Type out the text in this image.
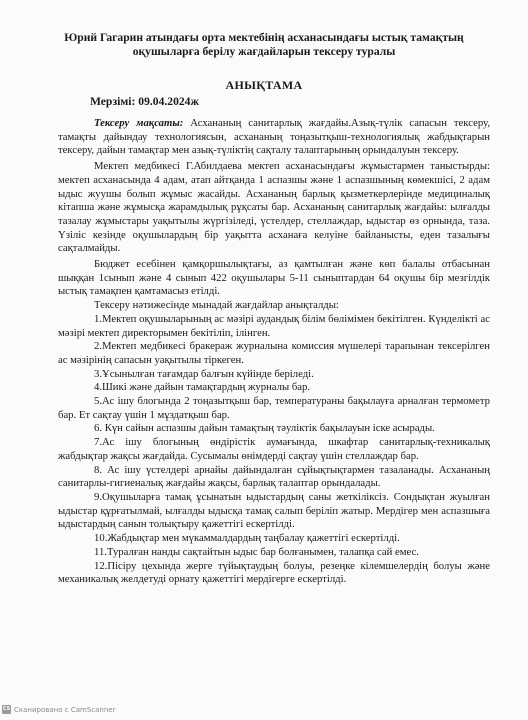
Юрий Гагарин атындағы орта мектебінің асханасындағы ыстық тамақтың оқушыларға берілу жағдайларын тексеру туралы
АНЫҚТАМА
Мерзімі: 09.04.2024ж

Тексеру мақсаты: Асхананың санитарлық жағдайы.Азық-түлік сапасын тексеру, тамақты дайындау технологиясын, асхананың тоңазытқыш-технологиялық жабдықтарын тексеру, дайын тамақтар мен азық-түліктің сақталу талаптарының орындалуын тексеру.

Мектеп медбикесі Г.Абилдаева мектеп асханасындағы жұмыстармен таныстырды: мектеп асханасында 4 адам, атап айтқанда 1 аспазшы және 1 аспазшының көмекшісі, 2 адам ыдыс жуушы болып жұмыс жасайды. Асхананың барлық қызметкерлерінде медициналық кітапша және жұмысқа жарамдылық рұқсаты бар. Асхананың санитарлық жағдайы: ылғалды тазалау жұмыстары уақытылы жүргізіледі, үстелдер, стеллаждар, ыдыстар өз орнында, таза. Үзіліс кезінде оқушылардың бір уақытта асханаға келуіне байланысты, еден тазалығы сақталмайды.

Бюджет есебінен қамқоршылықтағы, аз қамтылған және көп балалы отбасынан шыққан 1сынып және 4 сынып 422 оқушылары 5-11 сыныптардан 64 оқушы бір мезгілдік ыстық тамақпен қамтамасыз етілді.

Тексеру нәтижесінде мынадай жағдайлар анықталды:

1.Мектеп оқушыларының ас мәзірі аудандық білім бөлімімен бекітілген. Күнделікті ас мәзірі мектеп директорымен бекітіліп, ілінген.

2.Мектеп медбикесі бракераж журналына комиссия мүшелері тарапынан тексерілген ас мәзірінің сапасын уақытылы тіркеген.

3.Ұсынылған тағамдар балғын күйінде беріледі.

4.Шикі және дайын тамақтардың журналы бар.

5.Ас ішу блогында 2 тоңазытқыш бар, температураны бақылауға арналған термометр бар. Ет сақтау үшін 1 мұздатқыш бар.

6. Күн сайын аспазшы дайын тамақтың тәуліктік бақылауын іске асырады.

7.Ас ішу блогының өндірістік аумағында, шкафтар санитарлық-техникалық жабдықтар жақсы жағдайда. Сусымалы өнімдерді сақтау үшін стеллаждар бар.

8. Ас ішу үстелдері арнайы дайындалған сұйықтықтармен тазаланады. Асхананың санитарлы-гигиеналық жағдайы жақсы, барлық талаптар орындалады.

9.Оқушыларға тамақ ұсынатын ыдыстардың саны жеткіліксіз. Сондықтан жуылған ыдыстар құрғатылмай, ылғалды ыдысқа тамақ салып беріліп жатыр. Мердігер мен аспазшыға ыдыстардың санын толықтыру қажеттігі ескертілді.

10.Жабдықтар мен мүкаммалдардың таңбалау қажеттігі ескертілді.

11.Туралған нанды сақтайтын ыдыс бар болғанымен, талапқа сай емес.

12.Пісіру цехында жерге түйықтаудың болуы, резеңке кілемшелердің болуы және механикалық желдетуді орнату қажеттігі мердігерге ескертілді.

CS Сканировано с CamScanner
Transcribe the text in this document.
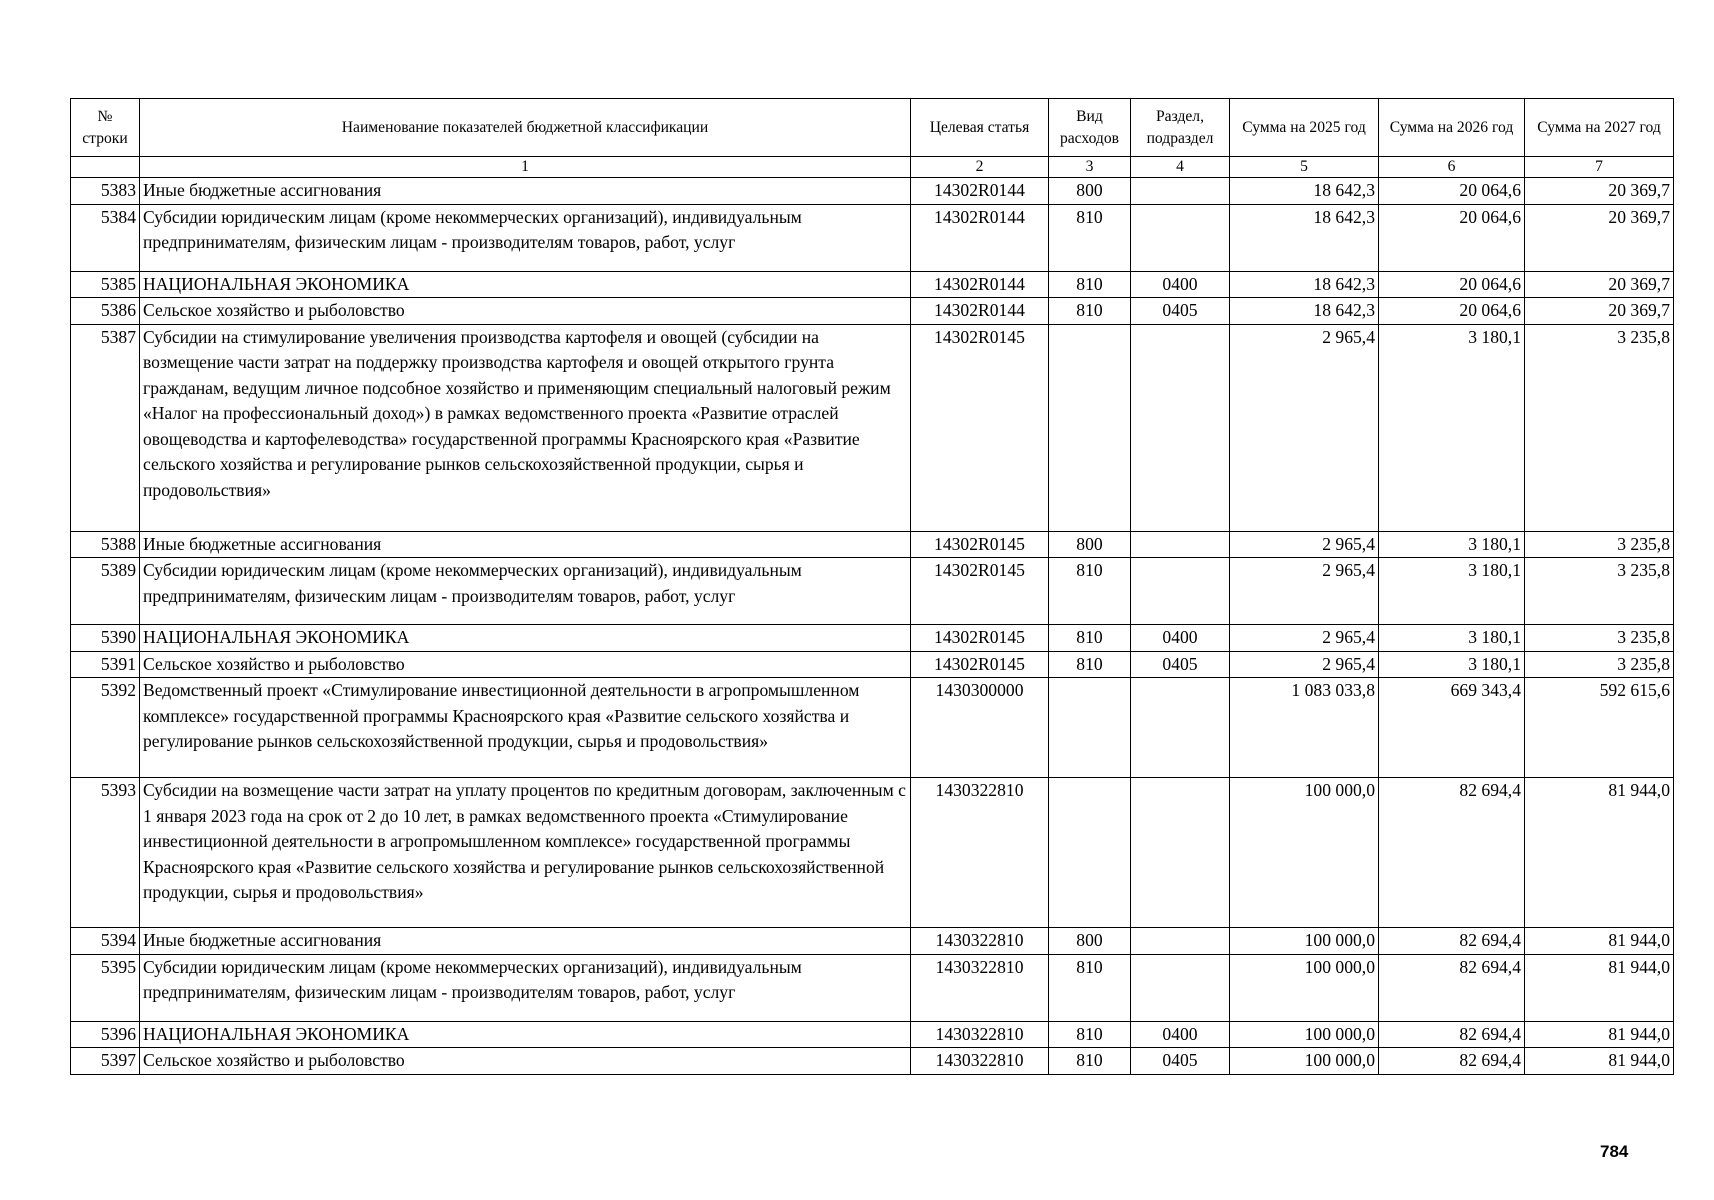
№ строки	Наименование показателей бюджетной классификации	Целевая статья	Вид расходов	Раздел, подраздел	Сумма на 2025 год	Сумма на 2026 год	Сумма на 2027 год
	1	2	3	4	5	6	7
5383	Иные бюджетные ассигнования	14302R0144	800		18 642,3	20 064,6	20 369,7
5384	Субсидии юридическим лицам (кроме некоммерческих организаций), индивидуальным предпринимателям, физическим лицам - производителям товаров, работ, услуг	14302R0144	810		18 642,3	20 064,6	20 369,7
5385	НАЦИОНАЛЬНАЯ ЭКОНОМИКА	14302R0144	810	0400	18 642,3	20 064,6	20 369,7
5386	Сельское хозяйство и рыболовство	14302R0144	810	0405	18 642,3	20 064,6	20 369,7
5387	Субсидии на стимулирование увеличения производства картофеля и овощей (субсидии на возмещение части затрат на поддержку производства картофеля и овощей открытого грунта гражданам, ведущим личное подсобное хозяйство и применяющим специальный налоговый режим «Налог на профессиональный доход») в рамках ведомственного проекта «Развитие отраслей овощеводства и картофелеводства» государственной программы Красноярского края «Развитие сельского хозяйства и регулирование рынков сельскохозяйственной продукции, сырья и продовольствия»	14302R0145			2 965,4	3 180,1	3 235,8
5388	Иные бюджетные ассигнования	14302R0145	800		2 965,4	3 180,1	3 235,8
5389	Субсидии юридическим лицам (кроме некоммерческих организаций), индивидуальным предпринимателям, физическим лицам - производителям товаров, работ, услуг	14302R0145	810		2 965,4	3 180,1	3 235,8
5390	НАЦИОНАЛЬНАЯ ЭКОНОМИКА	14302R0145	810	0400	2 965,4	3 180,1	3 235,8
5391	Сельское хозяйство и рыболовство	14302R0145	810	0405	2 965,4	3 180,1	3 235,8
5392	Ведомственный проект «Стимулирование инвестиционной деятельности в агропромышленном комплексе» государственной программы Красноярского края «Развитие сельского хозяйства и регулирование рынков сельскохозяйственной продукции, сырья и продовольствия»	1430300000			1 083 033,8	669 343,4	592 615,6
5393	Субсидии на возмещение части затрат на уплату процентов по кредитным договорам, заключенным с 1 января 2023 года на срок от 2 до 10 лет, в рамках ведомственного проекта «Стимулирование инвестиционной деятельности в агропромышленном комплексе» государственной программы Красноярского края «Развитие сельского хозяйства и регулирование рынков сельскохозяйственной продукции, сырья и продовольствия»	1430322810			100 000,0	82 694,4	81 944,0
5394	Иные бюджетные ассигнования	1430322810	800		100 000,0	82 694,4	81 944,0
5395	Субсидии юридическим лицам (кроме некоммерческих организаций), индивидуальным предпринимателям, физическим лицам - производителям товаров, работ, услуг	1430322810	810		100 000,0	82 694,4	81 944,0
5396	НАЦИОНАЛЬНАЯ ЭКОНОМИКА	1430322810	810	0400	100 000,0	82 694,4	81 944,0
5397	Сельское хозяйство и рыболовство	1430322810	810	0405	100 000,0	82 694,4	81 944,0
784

-.-.-

In the material above, tally every line with the string "государственной" in it, then give that number alone.

EXERCISE RESPONSE: 3